▶ _What you are asked to do_: Rewrite the passage about young entrepreneurs from "In her second" to "build her business.", substituting "contest" for "competition".

▶ _Source_:

────────

There is also the nurture side of the equation -- the environment in which we were raised. Mark Zuckerberg's dad cites some key tenets of how he helped raise Mark and the impact it may have had on Mark's success as an entrepreneur.

And then there's 15-year-old Rachel Zietz. The high school sophomore honors student and lacrosse player from Boca Raton, Florida, started her own durable line of lacrosse equipment at only 13 years of age in 2013.

In her second year of business, she achieved revenues of $1 million. (This is where the "humbling" part joins the eager-to-learn part for me.)

How did she do it? After taking a rigorous 33-week course at the Young Entrepreneur's Academy in Boca Raton, she entered the local competition. Even though she didn't win, it got her started on some initial fundraising to build her business.

And she was smart enough to get some help and watch others close to her who were entrepreneurs themselves -- including her parents, who started their own financial services company and modeled the work ethic, passion, and business savvy required to succeed.

There are a few key things that we can all learn from this 15-year-old -- or at least be reminded of if we've lost sight of them as we battle through some of the daily grind required to run our businesses:

Opportunities present themselves as problems.

Rachel experienced a problem in a sport she loved, but she recognized the problem was also an opportunity.

There was a gap in the market, and instead of complaining about the gap, she filled it.

Judging by her year-two revenues, others saw the gap, too.

Bring passion.

Once I read about Rachel, I started looking at other "Kidpreneurs." I wondered if they had common perspectives that all of us grownup entrepreneurs could learn from.

They did. They all cited incredible passion for what they did -- whether it was making lemonade, computer software, or lacrosse equipment.

It may seem obvious, but this message is refreshing and important because it's easy to feel like we are losing the passion for what we started while pushing through parts of the work we may not particularly like (for me, it is the client invoicing and follow-up process).

As the CEO of a company I consult with recently said to me:

"Working for money is hard. If I didn't have incredible passion for what I do, I don't think I could do this job."

────────

[Items from a data source]

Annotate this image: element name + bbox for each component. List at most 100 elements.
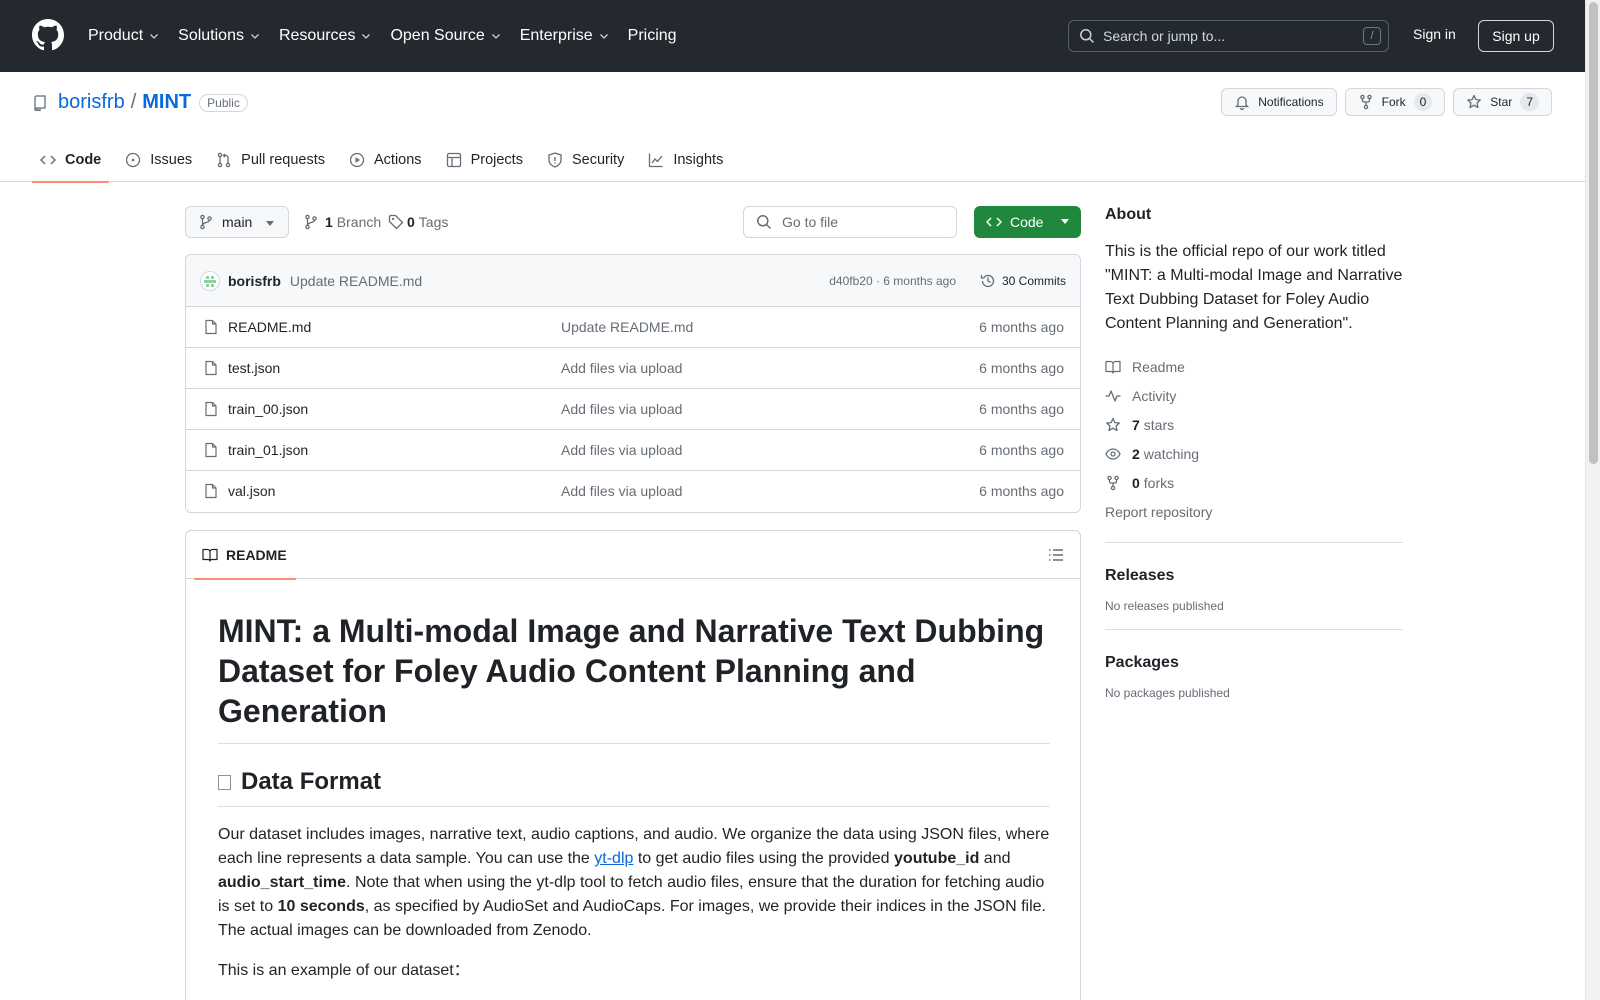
file-commit-message[interactable]: Add files via upload	[561, 401, 682, 417]
tab-security-label: Security	[571, 152, 625, 168]
sign-in-link[interactable]: Sign in	[1413, 26, 1456, 42]
file-name-link[interactable]: val.json	[228, 483, 275, 499]
branch-label: Branch	[336, 214, 382, 230]
scrollbar-thumb[interactable]	[1589, 2, 1598, 464]
branch-count: 1	[325, 214, 333, 230]
code-download-button[interactable]: Code	[974, 206, 1081, 238]
tab-issues[interactable]: Issues	[117, 138, 200, 182]
stars-link[interactable]: 7 stars	[1105, 410, 1403, 439]
forks-count: 0	[1132, 474, 1140, 491]
go-to-file-input[interactable]: Go to file	[743, 206, 957, 238]
branch-name: main	[222, 214, 253, 230]
readme-link[interactable]: Readme	[1105, 352, 1403, 381]
readme-section-heading: Data Format	[218, 768, 1050, 807]
branches-link[interactable]: 1 Branch	[303, 206, 381, 238]
file-icon	[205, 483, 217, 499]
repo-actions: Notifications Fork 0 Star 7	[1213, 88, 1552, 116]
commits-history-link[interactable]: 30 Commits	[980, 267, 1066, 295]
releases-empty-text: No releases published	[1105, 599, 1224, 613]
file-toolbar: main 1 Branch 0 Tags Go to file Code	[185, 206, 1081, 238]
sidebar-divider	[1105, 629, 1403, 630]
file-commit-message[interactable]: Update README.md	[561, 319, 693, 335]
fork-label: Fork	[1381, 95, 1406, 109]
main-content: main 1 Branch 0 Tags Go to file Code bor…	[185, 206, 1081, 1000]
tab-code-label: Code	[65, 152, 102, 168]
caret-down-icon	[266, 221, 274, 226]
tag-count: 0	[407, 214, 415, 230]
nav-product[interactable]: Product	[88, 27, 160, 45]
yt-dlp-link[interactable]: yt-dlp	[594, 850, 633, 867]
branch-selector[interactable]: main	[185, 206, 289, 238]
nav-pricing[interactable]: Pricing	[628, 27, 677, 45]
readme-bold-text: audio_start_time	[218, 874, 347, 891]
tab-security[interactable]: Security	[539, 138, 632, 182]
latest-commit-bar: borisfrb Update README.md d40fb20 · 6 mo…	[186, 255, 1080, 307]
sign-up-button[interactable]: Sign up	[1478, 20, 1554, 52]
sidebar-divider	[1105, 542, 1403, 543]
go-to-file-placeholder: Go to file	[782, 214, 839, 230]
tag-label: Tags	[418, 214, 449, 230]
star-icon	[1106, 417, 1120, 431]
nav-open-source[interactable]: Open Source	[390, 27, 501, 45]
about-heading: About	[1105, 206, 1152, 223]
avatar[interactable]	[200, 270, 220, 291]
tab-actions-label: Actions	[374, 152, 422, 168]
readme-bold-text: 10 seconds	[277, 898, 365, 915]
tab-insights-label: Insights	[673, 152, 724, 168]
star-button[interactable]: Star 7	[1453, 88, 1552, 116]
file-commit-message[interactable]: Add files via upload	[561, 483, 682, 499]
file-icon	[205, 442, 217, 458]
notifications-button[interactable]: Notifications	[1221, 88, 1337, 116]
tab-code[interactable]: Code	[32, 138, 110, 183]
nav-pricing-label: Pricing	[627, 27, 677, 44]
fork-button[interactable]: Fork 0	[1344, 88, 1446, 116]
history-icon	[980, 274, 995, 288]
nav-open-source-label: Open Source	[390, 27, 485, 44]
file-age: 6 months ago	[979, 442, 1064, 458]
list-outline-icon[interactable]	[1048, 547, 1064, 563]
packages-heading[interactable]: Packages	[1105, 654, 1403, 672]
nav-resources[interactable]: Resources	[279, 27, 372, 45]
table-row: train_01.json Add files via upload 6 mon…	[186, 430, 1080, 471]
file-name-link[interactable]: train_01.json	[228, 442, 308, 458]
commit-author-link[interactable]: borisfrb	[228, 273, 281, 289]
play-icon	[349, 152, 365, 168]
releases-heading[interactable]: Releases	[1105, 567, 1403, 585]
page-scrollbar[interactable]	[1585, 0, 1600, 1000]
readme-content: MINT: a Multi-modal Image and Narrative …	[218, 611, 1050, 983]
tab-insights[interactable]: Insights	[640, 138, 731, 182]
forks-link[interactable]: 0 forks	[1105, 468, 1403, 497]
activity-link[interactable]: Activity	[1105, 381, 1403, 410]
activity-link-label: Activity	[1132, 387, 1177, 404]
github-logo-icon[interactable]	[32, 19, 64, 51]
tab-pull-requests[interactable]: Pull requests	[208, 138, 333, 182]
commit-message-link[interactable]: Update README.md	[290, 273, 422, 289]
commit-hash-and-time[interactable]: d40fb20 · 6 months ago	[829, 274, 956, 288]
nav-product-label: Product	[88, 27, 144, 44]
table-row: test.json Add files via upload 6 months …	[186, 348, 1080, 389]
watching-link[interactable]: 2 watching	[1105, 439, 1403, 468]
repo-header: borisfrb / MINT Public Notifications For…	[0, 72, 1585, 183]
file-name-link[interactable]: test.json	[228, 360, 280, 376]
nav-solutions[interactable]: Solutions	[178, 27, 261, 45]
file-icon	[205, 401, 217, 417]
repo-owner-link[interactable]: borisfrb	[58, 91, 125, 114]
repo-name-link[interactable]: MINT	[142, 91, 191, 114]
tab-actions[interactable]: Actions	[341, 138, 430, 182]
tab-projects[interactable]: Projects	[438, 138, 531, 182]
tags-link[interactable]: 0 Tags	[388, 206, 448, 238]
global-search-input[interactable]: Search or jump to... /	[1068, 20, 1389, 52]
file-commit-message[interactable]: Add files via upload	[561, 360, 682, 376]
readme-tab[interactable]: README	[194, 531, 296, 580]
file-commit-message[interactable]: Add files via upload	[561, 442, 682, 458]
report-repository-link[interactable]: Report repository	[1105, 497, 1403, 526]
table-row: val.json Add files via upload 6 months a…	[186, 471, 1080, 512]
commit-count-label: 30 Commits	[1001, 274, 1066, 288]
file-age: 6 months ago	[979, 360, 1064, 376]
star-label: Star	[1490, 95, 1513, 109]
file-name-link[interactable]: README.md	[228, 319, 311, 335]
visibility-badge: Public	[199, 93, 248, 112]
branch-icon	[200, 214, 212, 230]
nav-enterprise[interactable]: Enterprise	[520, 27, 610, 45]
file-name-link[interactable]: train_00.json	[228, 401, 308, 417]
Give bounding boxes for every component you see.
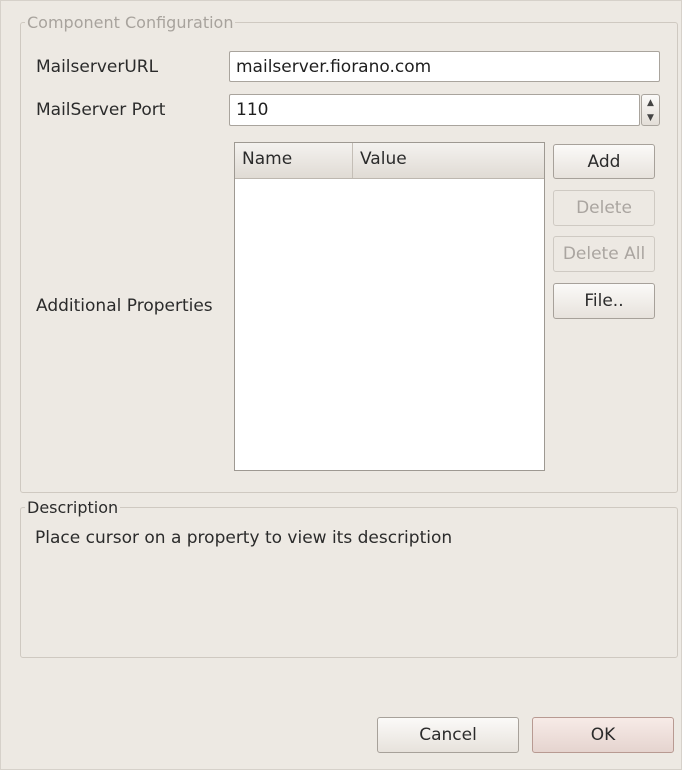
cancel-button[interactable]: Cancel	[377, 717, 519, 753]
port-spinner[interactable]: ▲ ▼	[641, 94, 660, 126]
chevron-up-icon[interactable]: ▲	[642, 95, 659, 110]
mailserver-url-input[interactable]	[229, 51, 660, 82]
column-header-name[interactable]: Name	[235, 143, 353, 178]
delete-button[interactable]: Delete	[553, 190, 655, 226]
add-button[interactable]: Add	[553, 144, 655, 179]
additional-properties-label: Additional Properties	[36, 296, 213, 316]
mailserver-port-label: MailServer Port	[36, 100, 166, 120]
description-legend: Description	[27, 498, 119, 517]
chevron-down-icon[interactable]: ▼	[642, 110, 659, 125]
dialog-window: Component Configuration MailserverURL Ma…	[0, 0, 682, 770]
ok-button[interactable]: OK	[532, 717, 674, 753]
file-button[interactable]: File..	[553, 283, 655, 319]
column-header-value[interactable]: Value	[353, 143, 544, 178]
table-header: Name Value	[235, 143, 544, 179]
component-configuration-legend: Component Configuration	[27, 13, 234, 32]
delete-all-button[interactable]: Delete All	[553, 236, 655, 272]
mailserver-port-input[interactable]	[229, 94, 640, 126]
description-text: Place cursor on a property to view its d…	[35, 528, 453, 548]
description-group: Description	[20, 498, 678, 658]
properties-table[interactable]: Name Value	[234, 142, 545, 471]
mailserver-url-label: MailserverURL	[36, 57, 159, 77]
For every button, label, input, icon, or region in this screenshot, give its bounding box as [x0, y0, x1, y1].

────────

▶ _Result_:
In her second year of business, she achieved revenues of $1 million. (This is where the "humbling" part joins the eager-to-learn part for me.)

How did she do it? After taking a rigorous 33-week course at the Young Entrepreneur's Academy in Boca Raton, she entered the local contest. Even though she didn't win, it got her started on some initial fundraising to build her business.